**TASK STATEMENT:** In the data below, find each line containing the string "ylabel" and return it.

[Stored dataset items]
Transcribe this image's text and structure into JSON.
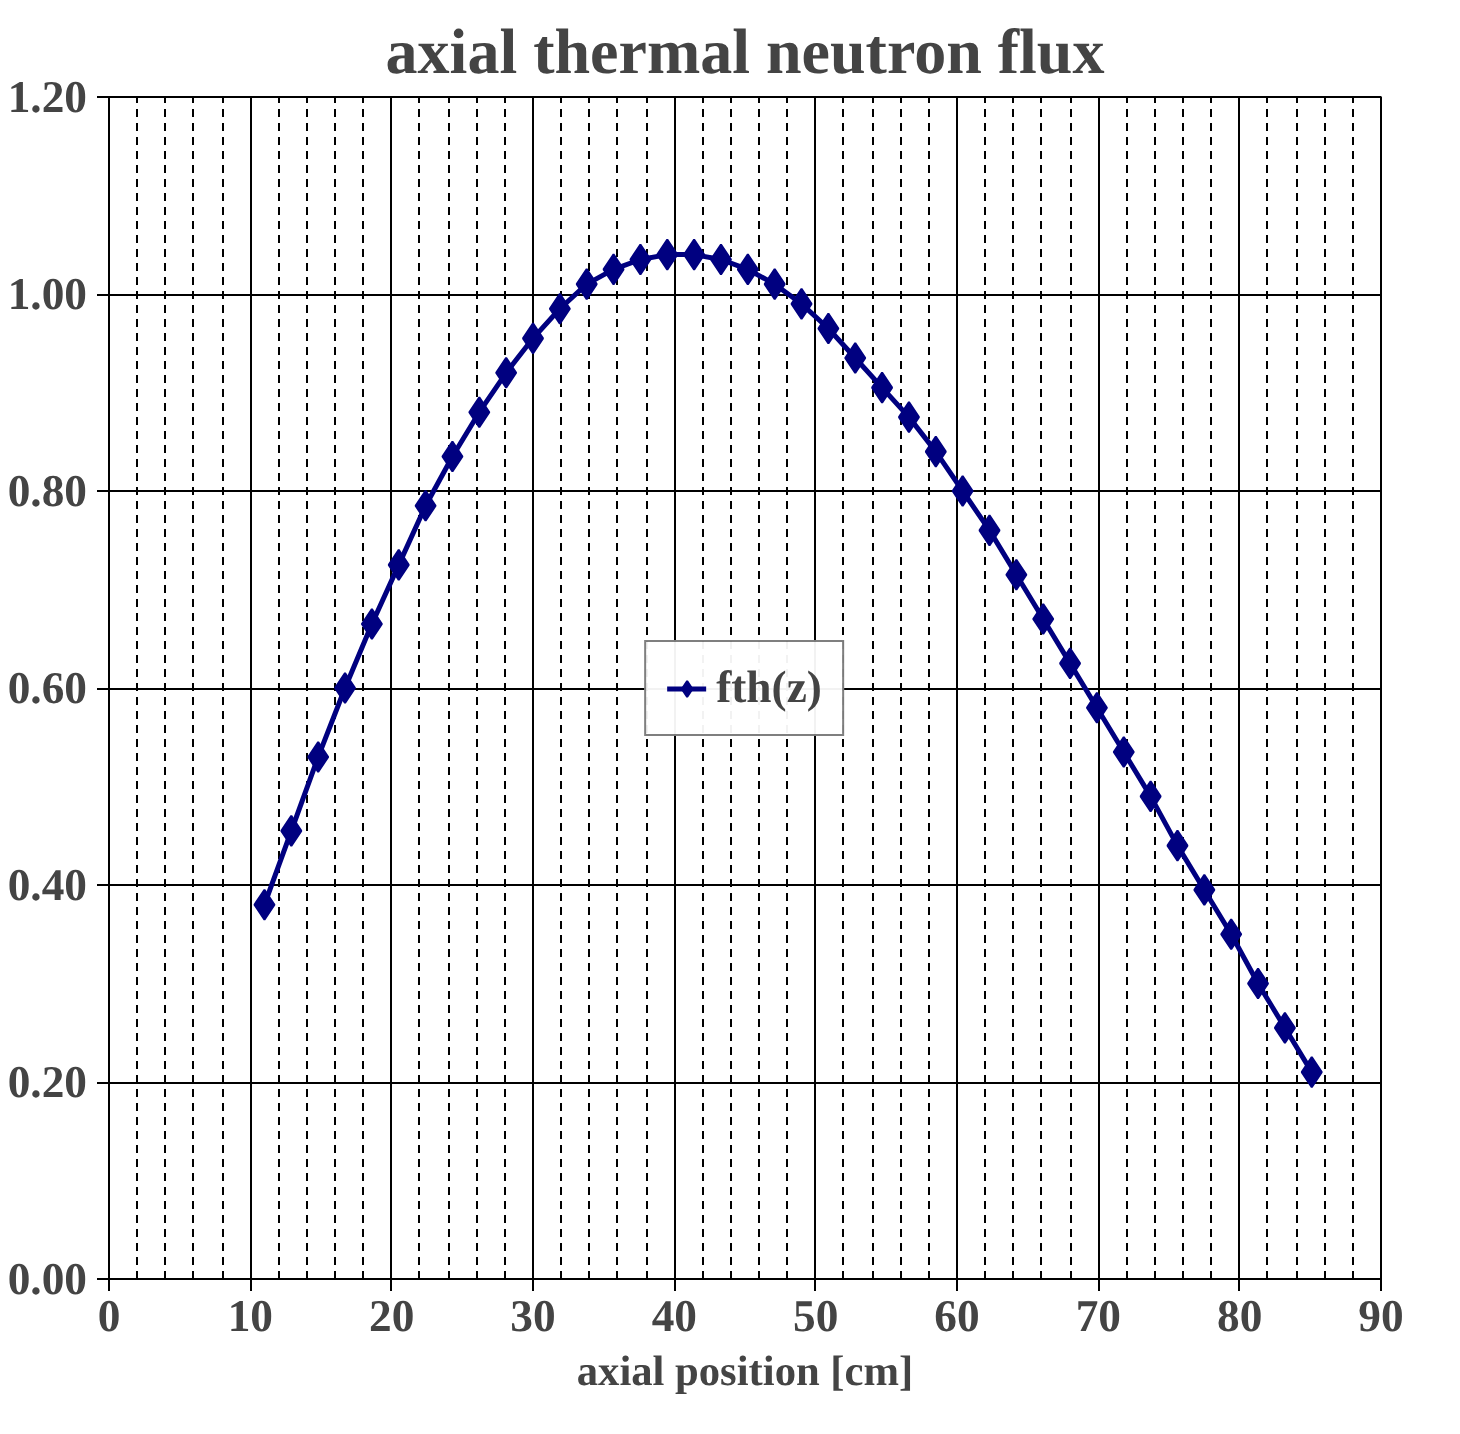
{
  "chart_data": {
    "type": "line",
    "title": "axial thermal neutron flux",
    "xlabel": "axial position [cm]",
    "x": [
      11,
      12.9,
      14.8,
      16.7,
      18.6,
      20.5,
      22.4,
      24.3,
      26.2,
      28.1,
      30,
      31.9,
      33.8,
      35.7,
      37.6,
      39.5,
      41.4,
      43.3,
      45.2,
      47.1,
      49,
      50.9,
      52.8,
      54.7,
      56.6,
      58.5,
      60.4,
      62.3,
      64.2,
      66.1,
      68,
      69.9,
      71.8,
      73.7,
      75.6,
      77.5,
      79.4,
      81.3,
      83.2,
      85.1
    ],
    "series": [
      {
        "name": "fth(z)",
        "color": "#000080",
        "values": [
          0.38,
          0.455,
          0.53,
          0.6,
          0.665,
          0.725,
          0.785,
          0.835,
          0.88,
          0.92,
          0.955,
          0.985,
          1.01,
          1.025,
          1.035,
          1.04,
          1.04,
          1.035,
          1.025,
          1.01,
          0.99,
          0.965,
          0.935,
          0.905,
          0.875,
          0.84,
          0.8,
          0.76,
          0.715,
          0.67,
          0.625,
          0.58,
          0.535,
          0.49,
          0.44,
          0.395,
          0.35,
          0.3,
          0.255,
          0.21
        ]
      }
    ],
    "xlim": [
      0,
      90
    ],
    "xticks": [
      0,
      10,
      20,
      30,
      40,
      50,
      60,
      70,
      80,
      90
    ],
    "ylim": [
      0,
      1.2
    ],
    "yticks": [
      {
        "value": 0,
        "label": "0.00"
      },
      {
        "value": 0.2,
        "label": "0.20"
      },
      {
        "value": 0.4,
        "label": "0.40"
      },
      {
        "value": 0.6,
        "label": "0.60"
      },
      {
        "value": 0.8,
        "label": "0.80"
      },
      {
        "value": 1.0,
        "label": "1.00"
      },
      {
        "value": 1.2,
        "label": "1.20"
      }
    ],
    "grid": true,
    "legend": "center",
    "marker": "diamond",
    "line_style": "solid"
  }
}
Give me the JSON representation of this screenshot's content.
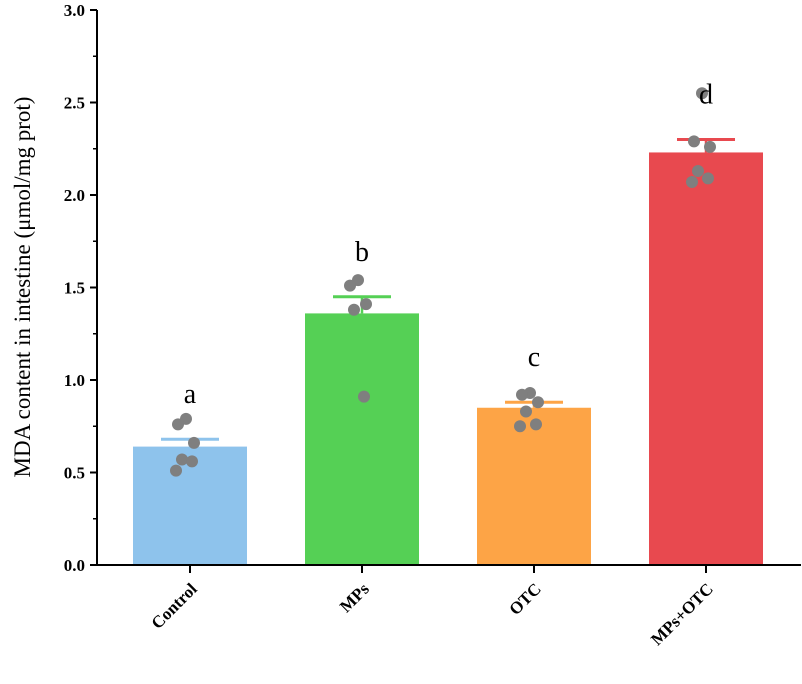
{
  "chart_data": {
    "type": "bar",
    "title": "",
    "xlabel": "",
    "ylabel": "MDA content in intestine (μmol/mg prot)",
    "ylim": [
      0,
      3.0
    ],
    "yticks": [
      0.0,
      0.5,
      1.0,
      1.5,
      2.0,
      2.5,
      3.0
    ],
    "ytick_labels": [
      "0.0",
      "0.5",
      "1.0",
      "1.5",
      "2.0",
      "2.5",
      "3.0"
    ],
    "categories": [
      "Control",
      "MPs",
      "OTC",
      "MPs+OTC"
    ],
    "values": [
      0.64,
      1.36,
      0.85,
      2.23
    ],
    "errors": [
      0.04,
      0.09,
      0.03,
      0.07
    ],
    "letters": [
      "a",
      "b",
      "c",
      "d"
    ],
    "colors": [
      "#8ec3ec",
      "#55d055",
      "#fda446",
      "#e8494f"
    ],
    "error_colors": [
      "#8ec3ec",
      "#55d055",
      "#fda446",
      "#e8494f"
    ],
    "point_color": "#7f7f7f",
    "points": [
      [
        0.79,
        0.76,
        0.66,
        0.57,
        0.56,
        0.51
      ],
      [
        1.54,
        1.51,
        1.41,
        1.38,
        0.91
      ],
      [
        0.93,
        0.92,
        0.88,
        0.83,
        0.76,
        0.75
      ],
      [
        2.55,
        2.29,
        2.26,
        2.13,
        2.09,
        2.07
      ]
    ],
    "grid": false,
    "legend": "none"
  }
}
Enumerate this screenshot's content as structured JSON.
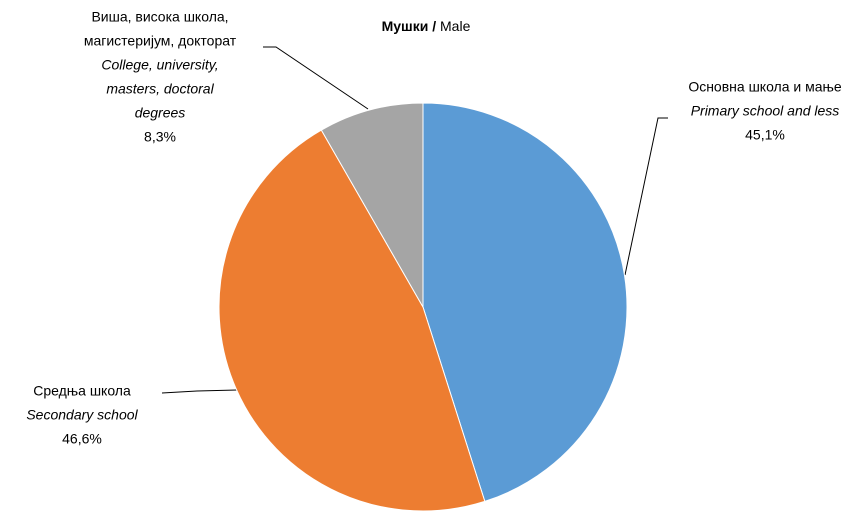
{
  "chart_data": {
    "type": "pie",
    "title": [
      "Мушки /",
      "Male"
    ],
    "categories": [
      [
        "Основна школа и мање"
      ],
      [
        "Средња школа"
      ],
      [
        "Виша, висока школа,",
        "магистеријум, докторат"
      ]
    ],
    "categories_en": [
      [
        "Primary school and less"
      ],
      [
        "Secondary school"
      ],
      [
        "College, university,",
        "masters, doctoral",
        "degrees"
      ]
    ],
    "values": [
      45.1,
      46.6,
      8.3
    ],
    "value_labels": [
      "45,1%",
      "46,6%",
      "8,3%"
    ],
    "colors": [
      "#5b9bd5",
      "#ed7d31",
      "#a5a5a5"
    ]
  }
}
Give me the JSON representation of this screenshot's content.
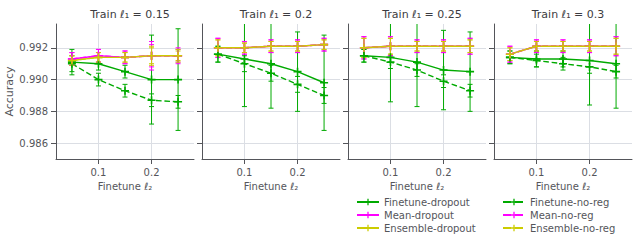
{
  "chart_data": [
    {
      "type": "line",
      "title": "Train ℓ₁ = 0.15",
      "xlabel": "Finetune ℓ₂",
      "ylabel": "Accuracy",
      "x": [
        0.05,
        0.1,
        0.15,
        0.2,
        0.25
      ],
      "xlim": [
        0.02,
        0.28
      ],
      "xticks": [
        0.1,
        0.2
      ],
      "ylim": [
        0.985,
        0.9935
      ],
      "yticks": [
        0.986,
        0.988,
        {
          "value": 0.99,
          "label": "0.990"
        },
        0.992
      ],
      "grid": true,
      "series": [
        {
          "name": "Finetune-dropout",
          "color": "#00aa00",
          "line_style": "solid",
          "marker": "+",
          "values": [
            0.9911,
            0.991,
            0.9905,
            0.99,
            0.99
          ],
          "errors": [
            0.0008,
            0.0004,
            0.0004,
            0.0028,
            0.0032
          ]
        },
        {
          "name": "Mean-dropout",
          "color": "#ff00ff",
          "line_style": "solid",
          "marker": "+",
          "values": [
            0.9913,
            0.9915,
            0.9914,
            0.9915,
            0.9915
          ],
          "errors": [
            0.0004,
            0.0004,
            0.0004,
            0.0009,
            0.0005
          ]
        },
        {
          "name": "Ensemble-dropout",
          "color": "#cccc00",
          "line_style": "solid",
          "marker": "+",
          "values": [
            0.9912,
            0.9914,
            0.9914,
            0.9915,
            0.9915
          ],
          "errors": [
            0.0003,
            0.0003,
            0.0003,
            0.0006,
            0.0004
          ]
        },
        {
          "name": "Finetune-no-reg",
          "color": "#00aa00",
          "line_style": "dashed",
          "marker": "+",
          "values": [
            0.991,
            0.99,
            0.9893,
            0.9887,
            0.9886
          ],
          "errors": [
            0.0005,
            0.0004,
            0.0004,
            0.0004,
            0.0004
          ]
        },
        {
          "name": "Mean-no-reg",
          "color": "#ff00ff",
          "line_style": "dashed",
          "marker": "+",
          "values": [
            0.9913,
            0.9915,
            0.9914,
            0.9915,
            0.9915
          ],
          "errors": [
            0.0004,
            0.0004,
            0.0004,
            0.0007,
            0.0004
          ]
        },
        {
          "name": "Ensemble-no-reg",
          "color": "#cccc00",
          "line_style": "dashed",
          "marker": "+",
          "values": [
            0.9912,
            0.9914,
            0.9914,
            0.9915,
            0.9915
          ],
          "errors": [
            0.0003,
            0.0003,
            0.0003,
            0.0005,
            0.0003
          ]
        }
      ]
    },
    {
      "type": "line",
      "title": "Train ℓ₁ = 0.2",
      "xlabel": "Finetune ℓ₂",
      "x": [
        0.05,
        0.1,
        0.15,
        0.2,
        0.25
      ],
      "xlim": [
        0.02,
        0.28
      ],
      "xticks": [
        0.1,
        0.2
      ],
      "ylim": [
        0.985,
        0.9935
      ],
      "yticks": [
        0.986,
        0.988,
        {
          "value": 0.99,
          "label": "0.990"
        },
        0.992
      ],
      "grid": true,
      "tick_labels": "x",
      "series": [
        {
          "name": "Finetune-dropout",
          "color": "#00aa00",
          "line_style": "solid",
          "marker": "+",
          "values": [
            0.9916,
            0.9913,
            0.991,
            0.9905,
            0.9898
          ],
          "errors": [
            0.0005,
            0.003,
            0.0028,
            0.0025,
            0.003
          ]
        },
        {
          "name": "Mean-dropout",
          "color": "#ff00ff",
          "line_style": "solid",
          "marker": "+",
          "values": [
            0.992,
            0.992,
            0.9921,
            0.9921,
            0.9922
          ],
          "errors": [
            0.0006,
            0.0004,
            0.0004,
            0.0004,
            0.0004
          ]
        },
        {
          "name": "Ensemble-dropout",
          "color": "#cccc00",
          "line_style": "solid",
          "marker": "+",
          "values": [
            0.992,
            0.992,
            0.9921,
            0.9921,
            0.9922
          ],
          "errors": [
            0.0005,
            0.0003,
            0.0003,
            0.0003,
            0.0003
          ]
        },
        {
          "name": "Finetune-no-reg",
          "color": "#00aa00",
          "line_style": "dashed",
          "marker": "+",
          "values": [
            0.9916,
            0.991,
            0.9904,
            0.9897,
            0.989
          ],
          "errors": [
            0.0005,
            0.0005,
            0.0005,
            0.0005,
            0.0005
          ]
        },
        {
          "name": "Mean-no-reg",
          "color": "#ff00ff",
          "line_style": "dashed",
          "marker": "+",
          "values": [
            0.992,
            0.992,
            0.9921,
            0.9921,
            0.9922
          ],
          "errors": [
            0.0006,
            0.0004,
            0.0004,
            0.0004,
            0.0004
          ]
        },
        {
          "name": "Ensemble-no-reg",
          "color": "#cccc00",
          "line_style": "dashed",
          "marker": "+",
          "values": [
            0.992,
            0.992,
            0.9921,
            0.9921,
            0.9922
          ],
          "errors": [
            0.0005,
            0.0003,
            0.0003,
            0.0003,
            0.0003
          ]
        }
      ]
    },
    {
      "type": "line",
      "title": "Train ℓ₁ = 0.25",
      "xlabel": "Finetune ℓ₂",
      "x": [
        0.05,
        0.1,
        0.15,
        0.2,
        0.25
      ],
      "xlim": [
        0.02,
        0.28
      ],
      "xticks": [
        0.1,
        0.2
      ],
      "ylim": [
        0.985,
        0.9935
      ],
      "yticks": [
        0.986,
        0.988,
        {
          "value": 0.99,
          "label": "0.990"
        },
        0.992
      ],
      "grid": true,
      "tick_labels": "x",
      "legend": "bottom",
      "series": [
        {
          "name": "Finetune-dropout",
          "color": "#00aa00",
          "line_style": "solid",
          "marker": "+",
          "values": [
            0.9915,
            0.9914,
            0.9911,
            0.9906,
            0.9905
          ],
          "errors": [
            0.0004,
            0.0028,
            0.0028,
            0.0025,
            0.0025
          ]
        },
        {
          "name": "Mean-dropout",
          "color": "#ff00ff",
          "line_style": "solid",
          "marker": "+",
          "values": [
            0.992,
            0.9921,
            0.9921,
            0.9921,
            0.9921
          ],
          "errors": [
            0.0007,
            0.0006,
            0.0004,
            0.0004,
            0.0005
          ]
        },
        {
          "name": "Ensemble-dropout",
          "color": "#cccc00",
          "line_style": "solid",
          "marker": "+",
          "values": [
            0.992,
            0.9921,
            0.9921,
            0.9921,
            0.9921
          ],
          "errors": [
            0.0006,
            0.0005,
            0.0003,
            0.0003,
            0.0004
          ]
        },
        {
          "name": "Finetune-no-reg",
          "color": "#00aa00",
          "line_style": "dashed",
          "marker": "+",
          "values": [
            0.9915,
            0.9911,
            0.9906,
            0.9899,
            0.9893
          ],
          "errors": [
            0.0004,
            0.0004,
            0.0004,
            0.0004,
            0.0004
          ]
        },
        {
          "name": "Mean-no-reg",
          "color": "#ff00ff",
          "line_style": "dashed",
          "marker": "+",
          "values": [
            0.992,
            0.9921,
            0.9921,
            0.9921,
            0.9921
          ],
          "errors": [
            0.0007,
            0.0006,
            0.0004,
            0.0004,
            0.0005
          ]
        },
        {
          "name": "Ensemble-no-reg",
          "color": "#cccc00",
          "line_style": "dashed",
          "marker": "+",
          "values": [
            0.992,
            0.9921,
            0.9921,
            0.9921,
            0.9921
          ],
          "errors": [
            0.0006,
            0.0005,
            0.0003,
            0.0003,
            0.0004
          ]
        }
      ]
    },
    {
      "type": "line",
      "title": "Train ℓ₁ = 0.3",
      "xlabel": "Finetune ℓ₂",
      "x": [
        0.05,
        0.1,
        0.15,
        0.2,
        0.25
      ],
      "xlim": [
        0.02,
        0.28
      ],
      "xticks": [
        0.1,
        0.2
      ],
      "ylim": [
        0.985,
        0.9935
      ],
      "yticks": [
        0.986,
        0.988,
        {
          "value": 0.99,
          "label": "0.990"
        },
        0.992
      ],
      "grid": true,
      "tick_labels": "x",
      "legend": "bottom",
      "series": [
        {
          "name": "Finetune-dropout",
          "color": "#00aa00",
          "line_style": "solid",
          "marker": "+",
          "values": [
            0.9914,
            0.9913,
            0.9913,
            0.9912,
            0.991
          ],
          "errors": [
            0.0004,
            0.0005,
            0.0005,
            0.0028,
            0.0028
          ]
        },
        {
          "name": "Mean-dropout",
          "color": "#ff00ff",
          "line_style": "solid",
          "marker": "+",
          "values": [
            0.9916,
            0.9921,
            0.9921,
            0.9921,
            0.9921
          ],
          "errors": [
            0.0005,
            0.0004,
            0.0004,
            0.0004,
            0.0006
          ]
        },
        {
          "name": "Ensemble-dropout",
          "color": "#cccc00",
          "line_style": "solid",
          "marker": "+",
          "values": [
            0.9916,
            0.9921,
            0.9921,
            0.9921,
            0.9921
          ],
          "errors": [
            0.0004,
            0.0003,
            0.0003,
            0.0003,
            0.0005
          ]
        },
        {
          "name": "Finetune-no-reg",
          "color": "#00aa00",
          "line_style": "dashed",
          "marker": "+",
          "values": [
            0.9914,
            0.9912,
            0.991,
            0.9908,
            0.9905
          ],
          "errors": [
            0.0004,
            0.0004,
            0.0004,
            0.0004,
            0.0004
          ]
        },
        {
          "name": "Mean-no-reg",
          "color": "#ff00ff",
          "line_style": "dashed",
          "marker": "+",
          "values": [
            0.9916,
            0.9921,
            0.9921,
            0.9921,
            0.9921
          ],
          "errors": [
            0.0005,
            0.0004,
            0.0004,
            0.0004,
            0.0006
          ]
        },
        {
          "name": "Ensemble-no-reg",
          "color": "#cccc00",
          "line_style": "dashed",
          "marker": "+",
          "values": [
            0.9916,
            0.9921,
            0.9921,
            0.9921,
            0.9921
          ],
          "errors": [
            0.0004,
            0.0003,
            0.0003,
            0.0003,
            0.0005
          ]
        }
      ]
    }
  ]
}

**ANSWER TO THIS TASK:**
    "ylabel": "MDA content in intestine (μmol/mg prot)",
      "ylabel": "Accuracy",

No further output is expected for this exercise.